* _DATA FOR PROCESSING_
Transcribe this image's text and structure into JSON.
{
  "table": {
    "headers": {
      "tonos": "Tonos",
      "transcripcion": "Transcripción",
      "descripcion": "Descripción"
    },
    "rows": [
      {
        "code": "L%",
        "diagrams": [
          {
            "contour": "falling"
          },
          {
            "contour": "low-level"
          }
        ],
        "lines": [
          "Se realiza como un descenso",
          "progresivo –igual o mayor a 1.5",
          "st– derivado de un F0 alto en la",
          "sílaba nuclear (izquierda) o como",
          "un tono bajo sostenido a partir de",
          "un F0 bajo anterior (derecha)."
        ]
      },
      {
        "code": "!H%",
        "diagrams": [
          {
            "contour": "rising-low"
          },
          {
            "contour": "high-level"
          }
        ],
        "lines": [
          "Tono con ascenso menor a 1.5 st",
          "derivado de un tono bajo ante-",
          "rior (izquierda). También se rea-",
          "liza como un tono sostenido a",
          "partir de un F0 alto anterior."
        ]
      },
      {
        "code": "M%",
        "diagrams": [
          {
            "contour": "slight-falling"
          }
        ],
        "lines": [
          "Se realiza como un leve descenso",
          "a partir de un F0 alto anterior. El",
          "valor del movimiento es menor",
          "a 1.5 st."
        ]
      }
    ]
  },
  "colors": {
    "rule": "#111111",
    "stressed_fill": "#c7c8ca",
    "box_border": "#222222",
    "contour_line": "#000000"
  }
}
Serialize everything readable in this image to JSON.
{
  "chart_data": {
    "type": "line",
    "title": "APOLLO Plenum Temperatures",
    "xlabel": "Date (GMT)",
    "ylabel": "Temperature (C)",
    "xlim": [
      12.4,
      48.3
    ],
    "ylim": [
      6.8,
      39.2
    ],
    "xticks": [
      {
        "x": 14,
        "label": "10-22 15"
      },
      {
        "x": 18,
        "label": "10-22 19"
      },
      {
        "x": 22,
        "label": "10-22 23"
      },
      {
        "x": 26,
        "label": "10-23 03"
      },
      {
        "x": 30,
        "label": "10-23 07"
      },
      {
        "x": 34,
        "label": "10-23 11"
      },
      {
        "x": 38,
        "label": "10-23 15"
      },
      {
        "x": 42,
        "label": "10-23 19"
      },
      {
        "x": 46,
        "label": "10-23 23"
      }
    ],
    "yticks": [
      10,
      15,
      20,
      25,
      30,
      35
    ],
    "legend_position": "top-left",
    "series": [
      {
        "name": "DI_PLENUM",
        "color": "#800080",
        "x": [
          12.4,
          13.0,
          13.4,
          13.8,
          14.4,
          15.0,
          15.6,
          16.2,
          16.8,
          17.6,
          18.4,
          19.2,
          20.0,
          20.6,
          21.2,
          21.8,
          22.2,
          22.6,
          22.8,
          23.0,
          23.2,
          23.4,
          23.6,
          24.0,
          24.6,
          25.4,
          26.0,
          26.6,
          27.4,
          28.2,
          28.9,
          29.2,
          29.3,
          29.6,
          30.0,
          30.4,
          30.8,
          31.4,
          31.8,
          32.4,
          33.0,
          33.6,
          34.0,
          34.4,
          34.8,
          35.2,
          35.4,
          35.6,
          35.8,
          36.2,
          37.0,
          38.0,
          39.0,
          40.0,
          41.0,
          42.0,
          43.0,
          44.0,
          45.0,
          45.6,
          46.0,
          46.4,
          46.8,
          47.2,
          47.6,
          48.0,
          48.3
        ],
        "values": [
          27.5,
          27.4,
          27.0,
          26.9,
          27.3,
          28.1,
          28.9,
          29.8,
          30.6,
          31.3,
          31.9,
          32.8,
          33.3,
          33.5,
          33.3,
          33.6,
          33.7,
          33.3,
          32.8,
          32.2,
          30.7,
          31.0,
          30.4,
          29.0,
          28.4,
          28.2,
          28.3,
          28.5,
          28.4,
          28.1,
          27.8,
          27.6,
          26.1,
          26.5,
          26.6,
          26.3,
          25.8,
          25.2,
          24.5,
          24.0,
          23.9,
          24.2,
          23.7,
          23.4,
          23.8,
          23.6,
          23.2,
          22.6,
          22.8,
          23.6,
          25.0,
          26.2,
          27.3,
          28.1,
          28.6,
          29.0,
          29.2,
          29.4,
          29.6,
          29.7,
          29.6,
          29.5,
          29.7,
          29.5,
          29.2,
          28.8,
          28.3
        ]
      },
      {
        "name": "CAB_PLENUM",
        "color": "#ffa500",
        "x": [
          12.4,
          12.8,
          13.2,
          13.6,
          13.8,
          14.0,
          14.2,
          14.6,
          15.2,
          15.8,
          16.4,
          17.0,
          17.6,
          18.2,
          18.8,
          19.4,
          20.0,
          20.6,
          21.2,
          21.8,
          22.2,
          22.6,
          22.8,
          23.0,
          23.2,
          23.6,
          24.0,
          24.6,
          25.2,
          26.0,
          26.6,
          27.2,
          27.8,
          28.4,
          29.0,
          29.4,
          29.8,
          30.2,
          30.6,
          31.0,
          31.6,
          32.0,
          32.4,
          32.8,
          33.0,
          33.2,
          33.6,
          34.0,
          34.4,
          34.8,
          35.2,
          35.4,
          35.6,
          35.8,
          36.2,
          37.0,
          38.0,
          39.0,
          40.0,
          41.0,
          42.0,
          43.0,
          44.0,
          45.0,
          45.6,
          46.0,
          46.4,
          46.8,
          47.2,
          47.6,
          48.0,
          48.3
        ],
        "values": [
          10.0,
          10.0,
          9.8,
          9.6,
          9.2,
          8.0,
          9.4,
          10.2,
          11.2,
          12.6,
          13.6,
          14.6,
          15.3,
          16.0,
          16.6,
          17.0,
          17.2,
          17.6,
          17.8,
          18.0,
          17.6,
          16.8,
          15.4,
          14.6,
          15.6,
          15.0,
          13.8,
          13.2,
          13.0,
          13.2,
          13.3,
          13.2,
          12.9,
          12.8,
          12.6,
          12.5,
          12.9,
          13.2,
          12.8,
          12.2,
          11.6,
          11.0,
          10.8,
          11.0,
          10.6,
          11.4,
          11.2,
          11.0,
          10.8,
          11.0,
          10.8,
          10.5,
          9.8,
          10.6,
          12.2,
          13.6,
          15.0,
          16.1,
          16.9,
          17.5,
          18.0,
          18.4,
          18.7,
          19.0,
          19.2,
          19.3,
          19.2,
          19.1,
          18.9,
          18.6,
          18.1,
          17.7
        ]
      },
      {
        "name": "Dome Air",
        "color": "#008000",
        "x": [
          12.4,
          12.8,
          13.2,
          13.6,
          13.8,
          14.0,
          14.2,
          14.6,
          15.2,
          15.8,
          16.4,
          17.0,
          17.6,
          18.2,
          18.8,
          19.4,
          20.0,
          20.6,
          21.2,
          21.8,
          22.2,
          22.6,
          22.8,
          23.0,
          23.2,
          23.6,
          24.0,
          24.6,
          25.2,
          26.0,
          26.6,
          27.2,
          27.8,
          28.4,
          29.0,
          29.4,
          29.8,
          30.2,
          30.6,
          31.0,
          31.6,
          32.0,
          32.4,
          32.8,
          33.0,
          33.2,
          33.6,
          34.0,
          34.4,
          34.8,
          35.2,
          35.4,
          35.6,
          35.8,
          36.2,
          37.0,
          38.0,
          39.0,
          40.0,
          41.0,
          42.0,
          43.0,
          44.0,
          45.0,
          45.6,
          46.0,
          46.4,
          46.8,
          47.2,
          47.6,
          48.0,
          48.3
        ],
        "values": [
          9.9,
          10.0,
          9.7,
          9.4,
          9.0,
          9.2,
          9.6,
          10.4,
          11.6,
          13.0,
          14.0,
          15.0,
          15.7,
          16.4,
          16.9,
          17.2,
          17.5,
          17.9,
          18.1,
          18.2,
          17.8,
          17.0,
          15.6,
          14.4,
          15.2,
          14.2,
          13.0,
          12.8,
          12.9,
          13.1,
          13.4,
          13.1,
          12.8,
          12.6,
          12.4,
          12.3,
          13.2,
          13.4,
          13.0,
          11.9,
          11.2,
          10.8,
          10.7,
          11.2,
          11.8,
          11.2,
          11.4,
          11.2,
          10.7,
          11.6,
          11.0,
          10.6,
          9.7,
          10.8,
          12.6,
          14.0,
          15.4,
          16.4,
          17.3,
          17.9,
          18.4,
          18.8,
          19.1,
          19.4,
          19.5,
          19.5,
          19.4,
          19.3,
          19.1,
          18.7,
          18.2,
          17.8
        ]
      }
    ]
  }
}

* _WHAT IS BEING ASKED_
Within the entries above, work out how many lines contain the word "name". The number alone is the answer.

* _RESPONSE TO THE TASK_
3